REQUIRED TASK:
Among the lines below, count those with "Mean". Give the total alone.

#####

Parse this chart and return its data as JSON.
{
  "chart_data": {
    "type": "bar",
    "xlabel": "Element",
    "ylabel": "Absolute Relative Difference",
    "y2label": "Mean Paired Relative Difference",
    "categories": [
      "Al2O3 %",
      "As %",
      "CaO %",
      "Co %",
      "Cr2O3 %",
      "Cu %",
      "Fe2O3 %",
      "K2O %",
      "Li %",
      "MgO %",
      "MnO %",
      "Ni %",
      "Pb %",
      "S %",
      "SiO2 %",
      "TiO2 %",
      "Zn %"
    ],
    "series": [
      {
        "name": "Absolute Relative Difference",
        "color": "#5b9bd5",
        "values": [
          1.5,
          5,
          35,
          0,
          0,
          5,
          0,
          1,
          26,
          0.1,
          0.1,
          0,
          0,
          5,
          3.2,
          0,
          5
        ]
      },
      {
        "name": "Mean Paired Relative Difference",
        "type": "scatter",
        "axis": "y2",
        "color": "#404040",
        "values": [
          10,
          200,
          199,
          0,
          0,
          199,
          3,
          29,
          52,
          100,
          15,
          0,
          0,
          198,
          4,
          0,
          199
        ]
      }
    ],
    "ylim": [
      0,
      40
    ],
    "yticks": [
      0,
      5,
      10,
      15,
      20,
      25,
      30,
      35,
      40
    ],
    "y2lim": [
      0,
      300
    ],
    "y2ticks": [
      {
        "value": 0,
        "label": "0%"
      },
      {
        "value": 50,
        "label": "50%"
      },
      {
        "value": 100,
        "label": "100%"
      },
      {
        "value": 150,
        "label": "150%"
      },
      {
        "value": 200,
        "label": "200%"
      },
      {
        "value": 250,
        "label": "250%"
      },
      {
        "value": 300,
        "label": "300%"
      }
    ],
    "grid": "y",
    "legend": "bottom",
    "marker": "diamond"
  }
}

#####

ANSWER TO THIS TASK:
2